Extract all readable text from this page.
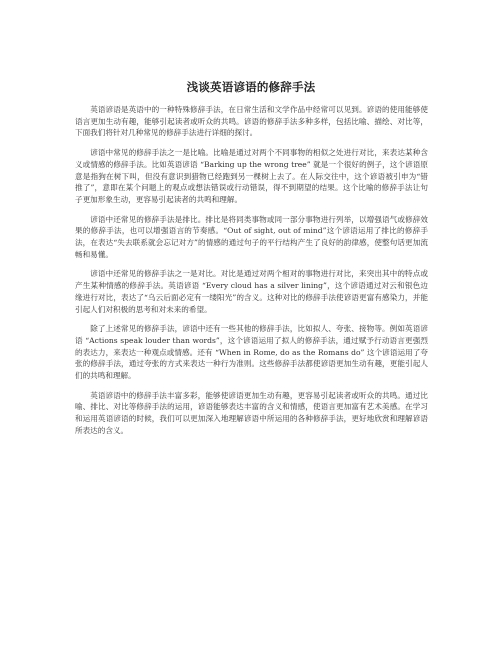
浅谈英语谚语的修辞手法

英语谚语是英语中的一种特殊修辞手法，在日常生活和文学作品中经常可以见到。谚语的使用能够使语言更加生动有趣，能够引起读者或听众的共鸣。谚语的修辞手法多种多样，包括比喻、描绘、对比等，下面我们将针对几种常见的修辞手法进行详细的探讨。

谚语中常见的修辞手法之一是比喻。比喻是通过对两个不同事物的相似之处进行对比，来表达某种含义或情感的修辞手法。比如英语谚语 “Barking up the wrong tree” 就是一个很好的例子，这个谚语原意是指狗在树下叫，但没有意识到猎物已经跑到另一棵树上去了。在人际交往中，这个谚语被引申为“错推了”，意即在某个问题上的观点或想法错误或行动错误，得不到期望的结果。这个比喻的修辞手法让句子更加形象生动，更容易引起读者的共鸣和理解。

谚语中还常见的修辞手法是排比。排比是将同类事物或同一部分事物进行列举，以增强语气或修辞效果的修辞手法，也可以增强语言的节奏感。“Out of sight, out of mind”这个谚语运用了排比的修辞手法，在表达“失去联系就会忘记对方”的情感的通过句子的平行结构产生了良好的韵律感，使整句话更加流畅和易懂。

谚语中还常见的修辞手法之一是对比。对比是通过对两个相对的事物进行对比，来突出其中的特点或产生某种情感的修辞手法。英语谚语 “Every cloud has a silver lining”，这个谚语通过对云和银色边缘进行对比，表达了“乌云后面必定有一缕阳光”的含义。这种对比的修辞手法使谚语更富有感染力，并能引起人们对积极的思考和对未来的希望。

除了上述常见的修辞手法，谚语中还有一些其他的修辞手法，比如拟人、夸张、接物等。例如英语谚语 “Actions speak louder than words”，这个谚语运用了拟人的修辞手法，通过赋予行动语言更强烈的表达力，来表达一种观点或情感。还有 “When in Rome, do as the Romans do” 这个谚语运用了夸张的修辞手法，通过夸张的方式来表达一种行为准则。这些修辞手法都使谚语更加生动有趣，更能引起人们的共鸣和理解。

英语谚语中的修辞手法丰富多彩，能够使谚语更加生动有趣，更容易引起读者或听众的共鸣。通过比喻、排比、对比等修辞手法的运用，谚语能够表达丰富的含义和情感，使语言更加富有艺术美感。在学习和运用英语谚语的时候，我们可以更加深入地理解谚语中所运用的各种修辞手法，更好地欣赏和理解谚语所表达的含义。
• • •
--- EXERCISE BRIEF ---
Quote every line word for word and keep the images out of the copy.

--- FINISHED TASK ---
Extract all readable text from this page.
浅谈英语谚语的修辞手法

英语谚语是英语中的一种特殊修辞手法，在日常生活和文学作品中经常可以见到。谚语的使用能够使语言更加生动有趣，能够引起读者或听众的共鸣。谚语的修辞手法多种多样，包括比喻、描绘、对比等，下面我们将针对几种常见的修辞手法进行详细的探讨。

谚语中常见的修辞手法之一是比喻。比喻是通过对两个不同事物的相似之处进行对比，来表达某种含义或情感的修辞手法。比如英语谚语 “Barking up the wrong tree” 就是一个很好的例子，这个谚语原意是指狗在树下叫，但没有意识到猎物已经跑到另一棵树上去了。在人际交往中，这个谚语被引申为“错推了”，意即在某个问题上的观点或想法错误或行动错误，得不到期望的结果。这个比喻的修辞手法让句子更加形象生动，更容易引起读者的共鸣和理解。

谚语中还常见的修辞手法是排比。排比是将同类事物或同一部分事物进行列举，以增强语气或修辞效果的修辞手法，也可以增强语言的节奏感。“Out of sight, out of mind”这个谚语运用了排比的修辞手法，在表达“失去联系就会忘记对方”的情感的通过句子的平行结构产生了良好的韵律感，使整句话更加流畅和易懂。

谚语中还常见的修辞手法之一是对比。对比是通过对两个相对的事物进行对比，来突出其中的特点或产生某种情感的修辞手法。英语谚语 “Every cloud has a silver lining”，这个谚语通过对云和银色边缘进行对比，表达了“乌云后面必定有一缕阳光”的含义。这种对比的修辞手法使谚语更富有感染力，并能引起人们对积极的思考和对未来的希望。

除了上述常见的修辞手法，谚语中还有一些其他的修辞手法，比如拟人、夸张、接物等。例如英语谚语 “Actions speak louder than words”，这个谚语运用了拟人的修辞手法，通过赋予行动语言更强烈的表达力，来表达一种观点或情感。还有 “When in Rome, do as the Romans do” 这个谚语运用了夸张的修辞手法，通过夸张的方式来表达一种行为准则。这些修辞手法都使谚语更加生动有趣，更能引起人们的共鸣和理解。

英语谚语中的修辞手法丰富多彩，能够使谚语更加生动有趣，更容易引起读者或听众的共鸣。通过比喻、排比、对比等修辞手法的运用，谚语能够表达丰富的含义和情感，使语言更加富有艺术美感。在学习和运用英语谚语的时候，我们可以更加深入地理解谚语中所运用的各种修辞手法，更好地欣赏和理解谚语所表达的含义。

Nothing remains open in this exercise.